* [Required task]
Can you print the data exactly and leave out each image?

begin Records provided

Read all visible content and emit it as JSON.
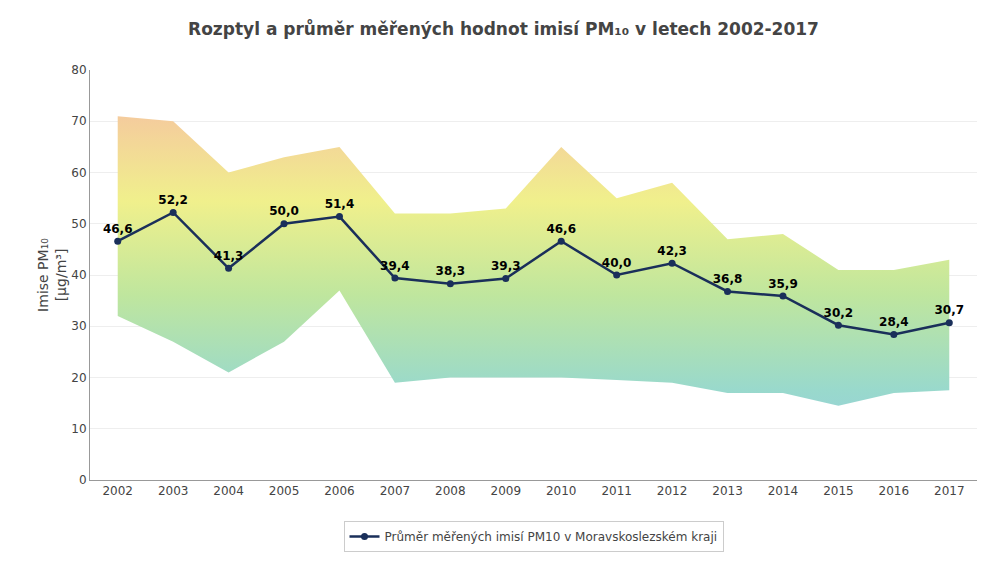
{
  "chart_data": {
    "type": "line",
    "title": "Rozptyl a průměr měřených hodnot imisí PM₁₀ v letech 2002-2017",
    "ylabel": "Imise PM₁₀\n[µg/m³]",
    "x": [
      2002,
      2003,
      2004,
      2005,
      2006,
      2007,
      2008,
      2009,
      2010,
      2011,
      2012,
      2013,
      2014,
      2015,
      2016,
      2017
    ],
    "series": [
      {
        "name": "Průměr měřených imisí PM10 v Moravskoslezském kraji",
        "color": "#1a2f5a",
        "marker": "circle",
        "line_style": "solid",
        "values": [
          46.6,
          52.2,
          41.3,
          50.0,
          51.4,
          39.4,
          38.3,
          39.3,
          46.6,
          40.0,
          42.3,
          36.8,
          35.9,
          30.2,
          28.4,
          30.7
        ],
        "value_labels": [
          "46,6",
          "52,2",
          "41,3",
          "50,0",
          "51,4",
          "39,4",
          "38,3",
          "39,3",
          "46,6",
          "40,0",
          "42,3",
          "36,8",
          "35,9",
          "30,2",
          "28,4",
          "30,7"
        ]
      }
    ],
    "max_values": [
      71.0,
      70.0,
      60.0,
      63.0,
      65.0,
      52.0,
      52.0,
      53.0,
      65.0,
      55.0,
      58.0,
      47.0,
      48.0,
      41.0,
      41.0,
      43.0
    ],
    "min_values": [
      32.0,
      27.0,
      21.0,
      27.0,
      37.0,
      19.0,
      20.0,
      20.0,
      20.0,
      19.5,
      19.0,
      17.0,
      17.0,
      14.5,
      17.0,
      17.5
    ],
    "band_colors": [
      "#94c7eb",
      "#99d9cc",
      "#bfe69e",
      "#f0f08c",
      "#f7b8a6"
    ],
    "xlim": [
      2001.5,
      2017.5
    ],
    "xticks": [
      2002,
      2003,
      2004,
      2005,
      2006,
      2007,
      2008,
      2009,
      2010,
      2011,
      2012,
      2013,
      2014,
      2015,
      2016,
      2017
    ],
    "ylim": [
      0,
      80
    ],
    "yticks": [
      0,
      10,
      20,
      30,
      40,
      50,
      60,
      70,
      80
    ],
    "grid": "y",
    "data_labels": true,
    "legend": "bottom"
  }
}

end Records provided

* [Answer in full]
Read all visible content and emit it as JSON.
{
  "chart_data": {
    "type": "line",
    "title": "Rozptyl a průměr měřených hodnot imisí PM₁₀ v letech 2002-2017",
    "ylabel": "Imise PM₁₀\n[µg/m³]",
    "x": [
      2002,
      2003,
      2004,
      2005,
      2006,
      2007,
      2008,
      2009,
      2010,
      2011,
      2012,
      2013,
      2014,
      2015,
      2016,
      2017
    ],
    "series": [
      {
        "name": "Průměr měřených imisí PM10 v Moravskoslezském kraji",
        "color": "#1a2f5a",
        "marker": "circle",
        "line_style": "solid",
        "values": [
          46.6,
          52.2,
          41.3,
          50.0,
          51.4,
          39.4,
          38.3,
          39.3,
          46.6,
          40.0,
          42.3,
          36.8,
          35.9,
          30.2,
          28.4,
          30.7
        ],
        "value_labels": [
          "46,6",
          "52,2",
          "41,3",
          "50,0",
          "51,4",
          "39,4",
          "38,3",
          "39,3",
          "46,6",
          "40,0",
          "42,3",
          "36,8",
          "35,9",
          "30,2",
          "28,4",
          "30,7"
        ]
      }
    ],
    "max_values": [
      71.0,
      70.0,
      60.0,
      63.0,
      65.0,
      52.0,
      52.0,
      53.0,
      65.0,
      55.0,
      58.0,
      47.0,
      48.0,
      41.0,
      41.0,
      43.0
    ],
    "min_values": [
      32.0,
      27.0,
      21.0,
      27.0,
      37.0,
      19.0,
      20.0,
      20.0,
      20.0,
      19.5,
      19.0,
      17.0,
      17.0,
      14.5,
      17.0,
      17.5
    ],
    "band_colors": [
      "#94c7eb",
      "#99d9cc",
      "#bfe69e",
      "#f0f08c",
      "#f7b8a6"
    ],
    "xlim": [
      2001.5,
      2017.5
    ],
    "xticks": [
      2002,
      2003,
      2004,
      2005,
      2006,
      2007,
      2008,
      2009,
      2010,
      2011,
      2012,
      2013,
      2014,
      2015,
      2016,
      2017
    ],
    "ylim": [
      0,
      80
    ],
    "yticks": [
      0,
      10,
      20,
      30,
      40,
      50,
      60,
      70,
      80
    ],
    "grid": "y",
    "data_labels": true,
    "legend": "bottom"
  }
}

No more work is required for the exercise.